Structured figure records
__________

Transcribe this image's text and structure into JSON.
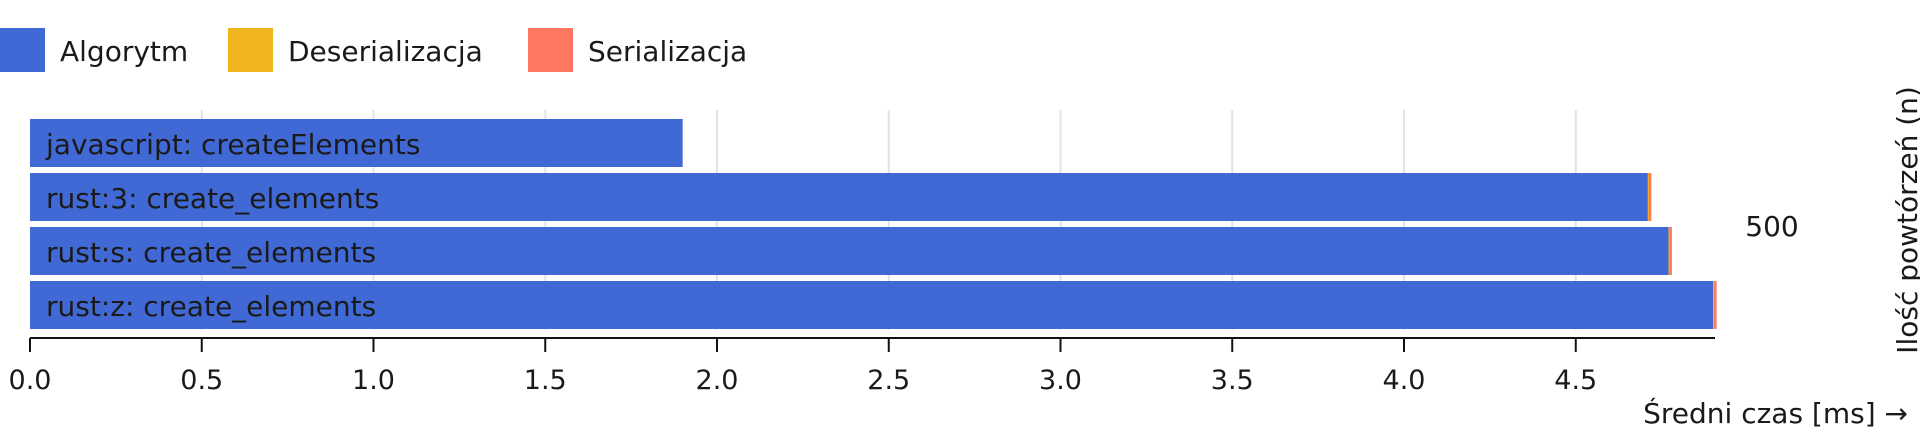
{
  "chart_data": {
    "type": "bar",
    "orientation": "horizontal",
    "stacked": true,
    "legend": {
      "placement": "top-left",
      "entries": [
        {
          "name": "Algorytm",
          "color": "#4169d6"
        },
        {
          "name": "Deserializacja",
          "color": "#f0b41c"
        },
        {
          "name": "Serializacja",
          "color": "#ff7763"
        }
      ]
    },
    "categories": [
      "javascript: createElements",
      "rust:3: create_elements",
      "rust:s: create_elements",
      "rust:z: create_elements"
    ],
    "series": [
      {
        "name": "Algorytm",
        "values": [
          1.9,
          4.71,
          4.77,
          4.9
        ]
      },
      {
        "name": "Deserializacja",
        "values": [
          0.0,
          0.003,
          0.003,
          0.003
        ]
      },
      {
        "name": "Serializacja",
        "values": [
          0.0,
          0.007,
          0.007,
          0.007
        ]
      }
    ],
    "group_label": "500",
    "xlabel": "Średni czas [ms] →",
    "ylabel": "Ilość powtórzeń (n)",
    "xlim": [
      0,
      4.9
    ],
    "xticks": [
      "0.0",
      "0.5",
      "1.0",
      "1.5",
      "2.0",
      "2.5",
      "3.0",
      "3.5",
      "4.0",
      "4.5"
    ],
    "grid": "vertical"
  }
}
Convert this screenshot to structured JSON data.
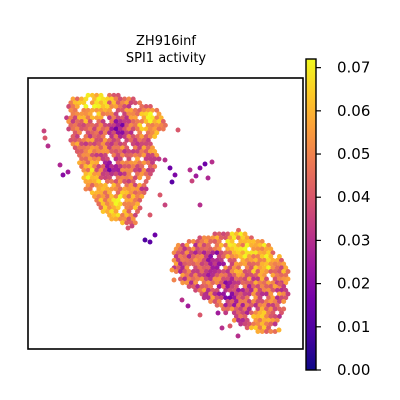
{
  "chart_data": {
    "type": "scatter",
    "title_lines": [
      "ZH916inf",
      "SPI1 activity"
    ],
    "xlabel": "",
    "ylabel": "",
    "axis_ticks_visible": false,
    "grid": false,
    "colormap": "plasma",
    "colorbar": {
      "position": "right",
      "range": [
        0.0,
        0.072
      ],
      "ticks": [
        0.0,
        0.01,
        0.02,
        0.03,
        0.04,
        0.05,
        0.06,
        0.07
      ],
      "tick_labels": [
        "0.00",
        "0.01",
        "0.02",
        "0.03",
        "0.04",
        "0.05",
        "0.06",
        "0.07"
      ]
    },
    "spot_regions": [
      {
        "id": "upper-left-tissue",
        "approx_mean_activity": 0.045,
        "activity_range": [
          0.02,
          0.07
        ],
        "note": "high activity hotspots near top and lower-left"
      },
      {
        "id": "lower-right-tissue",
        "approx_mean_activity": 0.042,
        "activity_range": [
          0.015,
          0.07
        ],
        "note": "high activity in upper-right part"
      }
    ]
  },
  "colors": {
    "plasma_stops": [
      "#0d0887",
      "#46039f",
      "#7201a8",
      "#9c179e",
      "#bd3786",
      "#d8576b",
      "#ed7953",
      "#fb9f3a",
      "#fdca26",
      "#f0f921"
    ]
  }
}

__________

WRITTEN TASK
Copy out every line from the records that has the word "this".

FULL RESPONSE
Transcribe this image's text and structure into JSON.
Convert this screenshot to structured JSON data.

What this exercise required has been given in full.